Start of Dataset records

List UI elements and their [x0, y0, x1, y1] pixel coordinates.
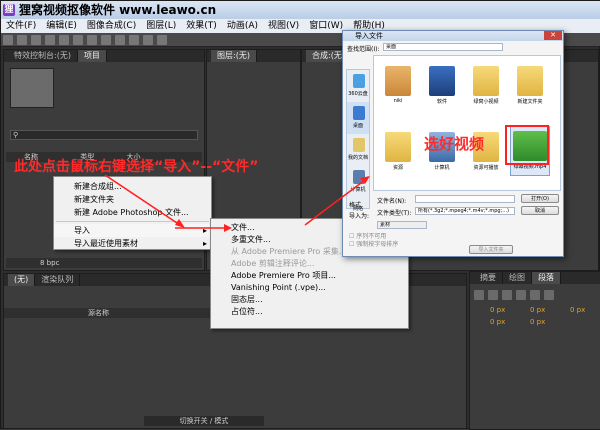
annotation-arrows — [104, 174, 370, 232]
arrow-to-dialog — [304, 179, 366, 226]
arrowhead-icon — [224, 224, 232, 232]
arrowhead-icon — [175, 219, 185, 228]
arrow-to-import — [104, 174, 181, 226]
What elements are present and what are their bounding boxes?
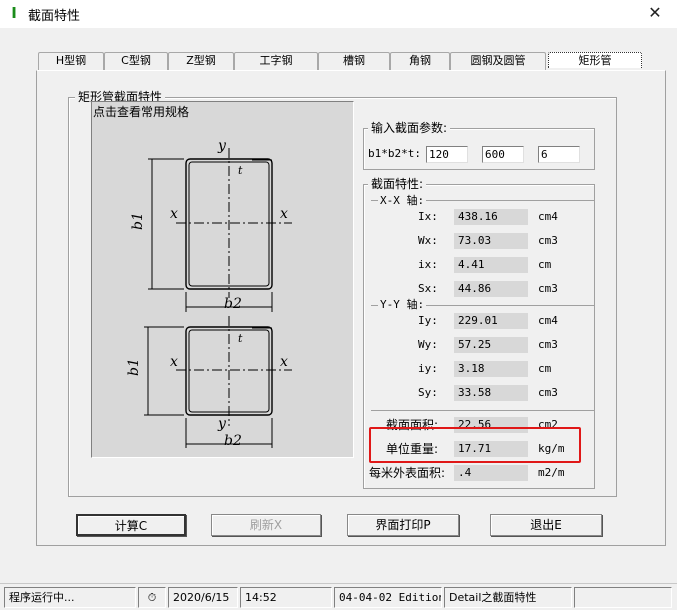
label-t-lower: t (238, 332, 243, 345)
rx-value: 4.41 (454, 257, 528, 273)
xx-header: X-X 轴: (378, 194, 427, 208)
status-text: 程序运行中... (4, 587, 136, 608)
window-title: 截面特性 (28, 9, 81, 24)
label-y-upper: y (217, 138, 227, 154)
status-edition: 04-04-02 Edition (334, 587, 442, 608)
t-input[interactable]: 6 (538, 146, 580, 163)
label-t-upper: t (238, 164, 243, 177)
ry-value: 3.18 (454, 361, 528, 377)
tab-z-steel[interactable]: Z型钢 (168, 52, 234, 70)
ix-label: Ix: (418, 210, 438, 223)
label-b2-lower: b2 (224, 433, 242, 449)
iy-unit: cm4 (538, 314, 558, 327)
ry-unit: cm (538, 362, 552, 375)
diagram-svg: y t x x b1 b2 t x x b1 y b2 (126, 138, 292, 449)
sx-label: Sx: (418, 282, 438, 295)
iy-label: Iy: (418, 314, 438, 327)
iy-value: 229.01 (454, 313, 528, 329)
surface-label: 每米外表面积: (369, 466, 446, 480)
sy-unit: cm3 (538, 386, 558, 399)
label-b1-upper: b1 (130, 212, 146, 230)
sy-label: Sy: (418, 386, 438, 399)
calc-button[interactable]: 计算C (76, 514, 186, 536)
wx-unit: cm3 (538, 234, 558, 247)
status-date: 2020/6/15 (168, 587, 238, 608)
status-time: 14:52 (240, 587, 332, 608)
ix-unit: cm4 (538, 210, 558, 223)
wy-value: 57.25 (454, 337, 528, 353)
sx-value: 44.86 (454, 281, 528, 297)
exit-button[interactable]: 退出E (490, 514, 602, 536)
input-group-title: 输入截面参数: (368, 120, 451, 136)
label-b1-lower: b1 (126, 358, 142, 376)
status-bar: 程序运行中... ⏱ 2020/6/15 14:52 04-04-02 Edit… (0, 583, 677, 610)
sy-value: 33.58 (454, 385, 528, 401)
label-x-left-upper: x (170, 206, 178, 222)
close-button[interactable]: ✕ (641, 2, 669, 24)
tab-h-steel[interactable]: H型钢 (38, 52, 104, 70)
wx-value: 73.03 (454, 233, 528, 249)
param-label: b1*b2*t: (368, 147, 421, 160)
tab-angle[interactable]: 角钢 (390, 52, 450, 70)
b2-input[interactable]: 600 (482, 146, 524, 163)
wy-unit: cm3 (538, 338, 558, 351)
highlight-box (369, 427, 581, 463)
refresh-button[interactable]: 刷新X (211, 514, 321, 536)
ix-value: 438.16 (454, 209, 528, 225)
ry-label: iy: (418, 362, 438, 375)
tab-i-beam[interactable]: 工字钢 (234, 52, 318, 70)
label-x-right-lower: x (280, 354, 288, 370)
wx-label: Wx: (418, 234, 438, 247)
surface-unit: m2/m (538, 466, 565, 479)
label-x-right-upper: x (280, 206, 288, 222)
app-icon: I (11, 4, 17, 22)
section-diagram[interactable]: 点击查看常用规格 y t x x b1 b2 t x x b1 y b2 (91, 101, 354, 458)
tab-c-steel[interactable]: C型钢 (104, 52, 168, 70)
tab-rect-tube[interactable]: 矩形管 (548, 52, 642, 68)
status-detail: Detail之截面特性 (444, 587, 572, 608)
props-group-title: 截面特性: (368, 176, 427, 192)
print-button[interactable]: 界面打印P (347, 514, 459, 536)
sx-unit: cm3 (538, 282, 558, 295)
surface-value: .4 (454, 465, 528, 481)
yy-header: Y-Y 轴: (378, 298, 427, 312)
label-b2-upper: b2 (224, 296, 242, 312)
rx-unit: cm (538, 258, 552, 271)
tab-round[interactable]: 圆钢及圆管 (450, 52, 546, 70)
label-y-lower: y (217, 416, 227, 432)
rx-label: ix: (418, 258, 438, 271)
label-x-left-lower: x (170, 354, 178, 370)
tab-channel[interactable]: 槽钢 (318, 52, 390, 70)
status-empty (574, 587, 672, 608)
clock-icon: ⏱ (138, 587, 166, 608)
title-bar: I 截面特性 ✕ (0, 0, 677, 28)
wy-label: Wy: (418, 338, 438, 351)
b1-input[interactable]: 120 (426, 146, 468, 163)
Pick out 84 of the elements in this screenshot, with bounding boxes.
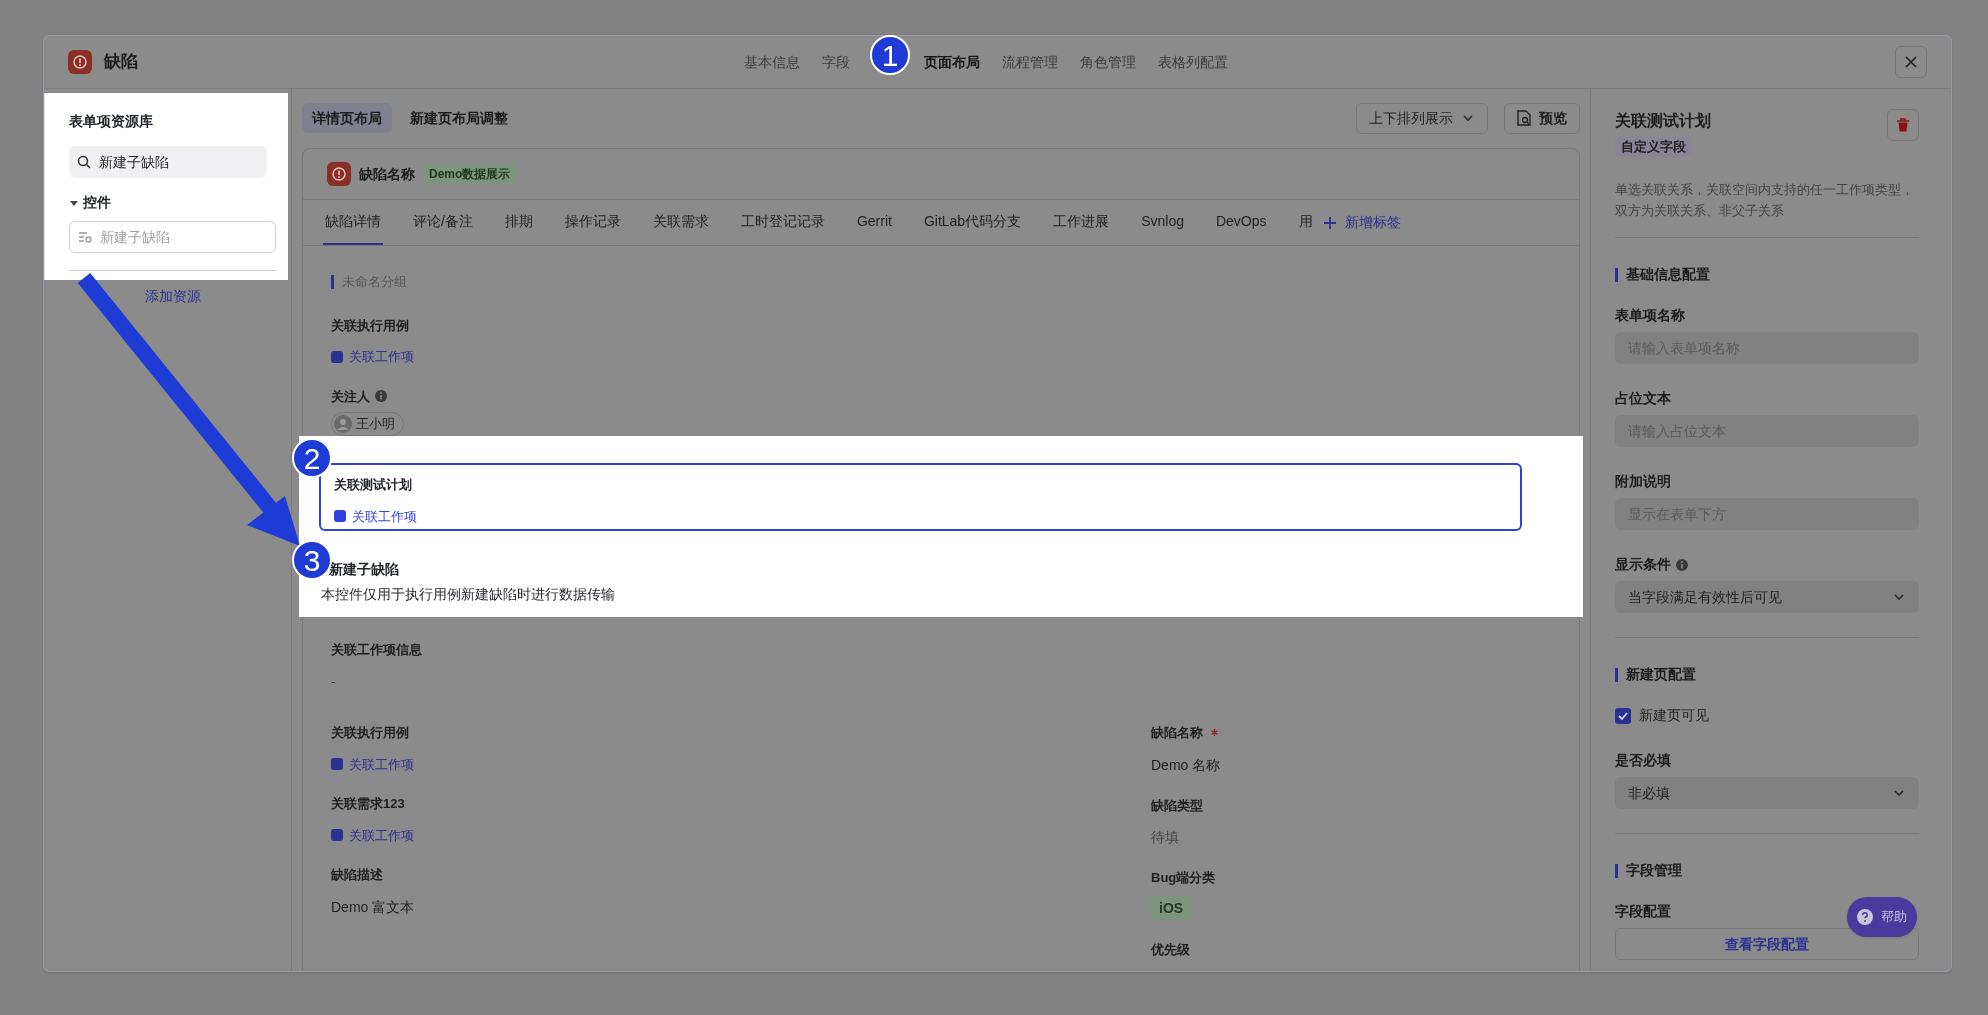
detail-tab[interactable]: 评论/备注 bbox=[411, 200, 475, 245]
checkbox-option[interactable]: 新建页可见 bbox=[1615, 705, 1919, 726]
field-value: Demo 名称 bbox=[1151, 755, 1221, 775]
category-tag: iOS bbox=[1151, 895, 1192, 920]
detail-tab[interactable]: GitLab代码分支 bbox=[921, 200, 1024, 245]
field-label: 关联工作项信息 bbox=[331, 641, 422, 659]
detail-tab[interactable]: DevOps bbox=[1213, 200, 1269, 245]
field-label: 关联执行用例 bbox=[331, 724, 409, 742]
field-value: - bbox=[331, 672, 336, 691]
select-field[interactable]: 非必填 bbox=[1615, 777, 1919, 809]
close-button[interactable] bbox=[1895, 46, 1927, 78]
layout-tab[interactable]: 新建页布局调整 bbox=[400, 103, 518, 133]
add-resource-link[interactable]: 添加资源 bbox=[144, 286, 201, 307]
field-value: 待填 bbox=[1151, 828, 1179, 847]
group-toggle[interactable]: 控件 bbox=[69, 192, 111, 213]
arrange-dropdown[interactable]: 上下排列展示 bbox=[1356, 102, 1488, 134]
field-label: 是否必填 bbox=[1615, 751, 1671, 770]
detail-tab[interactable]: 工作进展 bbox=[1051, 200, 1112, 245]
field-label: 占位文本 bbox=[1615, 389, 1671, 408]
work-item-icon bbox=[331, 350, 343, 363]
plus-icon bbox=[1322, 215, 1337, 230]
field-label: 优先级 bbox=[1151, 940, 1190, 959]
field-label: 关注人 bbox=[331, 387, 370, 406]
card-title: 缺陷名称 bbox=[359, 164, 415, 184]
field-label: 表单项名称 bbox=[1615, 306, 1685, 325]
layout-tab[interactable]: 详情页布局 bbox=[302, 103, 392, 133]
help-icon bbox=[1857, 909, 1873, 925]
field-label: 显示条件 bbox=[1615, 555, 1671, 574]
nav-tab[interactable]: 表格列配置 bbox=[1158, 51, 1228, 73]
detail-tab[interactable]: 排期 bbox=[502, 200, 535, 245]
field-label: 缺陷类型 bbox=[1151, 796, 1203, 815]
close-icon bbox=[1905, 56, 1917, 68]
work-item-icon bbox=[334, 510, 346, 523]
detail-tab[interactable]: 用 bbox=[1296, 200, 1315, 245]
field-label: 缺陷名称 bbox=[1151, 724, 1203, 742]
trash-icon bbox=[1896, 118, 1910, 132]
panel-title: 关联测试计划 bbox=[1615, 111, 1712, 131]
field-label: 缺陷描述 bbox=[331, 866, 383, 884]
nav-tab[interactable]: 流程管理 bbox=[1002, 51, 1058, 73]
detail-tab[interactable]: Svnlog bbox=[1139, 200, 1186, 245]
field-label: 关联测试计划 bbox=[334, 476, 413, 494]
work-item-link[interactable]: 关联工作项 bbox=[331, 825, 414, 845]
preview-icon bbox=[1517, 110, 1531, 126]
field-label: 字段配置 bbox=[1615, 902, 1671, 921]
field-label: Bug端分类 bbox=[1151, 869, 1216, 887]
work-item-icon bbox=[331, 758, 343, 771]
work-item-link[interactable]: 关联工作项 bbox=[331, 347, 414, 367]
detail-tab[interactable]: 工时登记记录 bbox=[738, 200, 827, 245]
nav-tab[interactable]: 页面布局 bbox=[924, 51, 980, 73]
field-label: 附加说明 bbox=[1615, 472, 1671, 491]
select-field[interactable]: 当字段满足有效性后可见 bbox=[1615, 581, 1919, 613]
field-settings-icon bbox=[78, 231, 92, 243]
work-item-icon bbox=[331, 829, 343, 842]
nav-tab[interactable]: 角色管理 bbox=[1080, 51, 1136, 73]
defect-logo-icon bbox=[68, 50, 92, 74]
checkbox[interactable] bbox=[1615, 707, 1631, 724]
custom-field-tag: 自定义字段 bbox=[1615, 137, 1692, 157]
demo-badge: Demo数据展示 bbox=[423, 164, 517, 184]
detail-tab[interactable]: 缺陷详情 bbox=[323, 200, 383, 245]
section-title: 新建页配置 bbox=[1626, 665, 1696, 684]
avatar-icon bbox=[334, 415, 352, 433]
section-title: 字段管理 bbox=[1626, 861, 1682, 880]
preview-button[interactable]: 预览 bbox=[1504, 102, 1580, 134]
help-button[interactable]: 帮助 bbox=[1847, 897, 1917, 937]
nav-tab[interactable]: 字段 bbox=[822, 51, 850, 73]
field-label: 关联执行用例 bbox=[331, 316, 409, 335]
add-tab-button[interactable]: 新增标签 bbox=[1322, 200, 1401, 245]
window-title: 缺陷 bbox=[104, 51, 138, 74]
work-item-link[interactable]: 关联工作项 bbox=[334, 506, 417, 526]
detail-tab[interactable]: 关联需求 bbox=[650, 200, 711, 245]
search-icon bbox=[77, 155, 91, 169]
field-label: 关联需求123 bbox=[331, 795, 405, 813]
field-value: Demo 富文本 bbox=[331, 897, 415, 917]
detail-tab[interactable]: 操作记录 bbox=[562, 200, 623, 245]
nav-tab[interactable]: 基本信息 bbox=[744, 51, 800, 73]
search-field[interactable]: 新建子缺陷 bbox=[69, 146, 267, 178]
defect-logo-icon bbox=[327, 162, 351, 186]
delete-button[interactable] bbox=[1887, 109, 1919, 141]
section-title: 基础信息配置 bbox=[1626, 265, 1710, 284]
panel-title: 表单项资源库 bbox=[69, 112, 154, 131]
resource-item-field[interactable]: 新建子缺陷 bbox=[69, 221, 276, 253]
field-description: 本控件仅用于执行用例新建缺陷时进行数据传输 bbox=[321, 585, 616, 604]
work-item-link[interactable]: 关联工作项 bbox=[331, 754, 414, 774]
detail-tab[interactable]: Gerrit bbox=[854, 200, 894, 245]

End of Dataset records

What you should do:
Copy out the items from the first line through the line with "What elements are", substituting "components" for "elements" and leaving everything else unchanged. Omit the pictures.

Response to this exercise:
List UI components and their [x0, y0, x1, y1] pixel coordinates.
annotation-arrows — [104, 174, 370, 232]
arrow-to-dialog — [304, 179, 366, 226]
arrowhead-icon — [224, 224, 232, 232]
arrowhead-icon — [175, 219, 185, 228]
arrow-to-import — [104, 174, 181, 226]
What components are present and what are their bounding boxes?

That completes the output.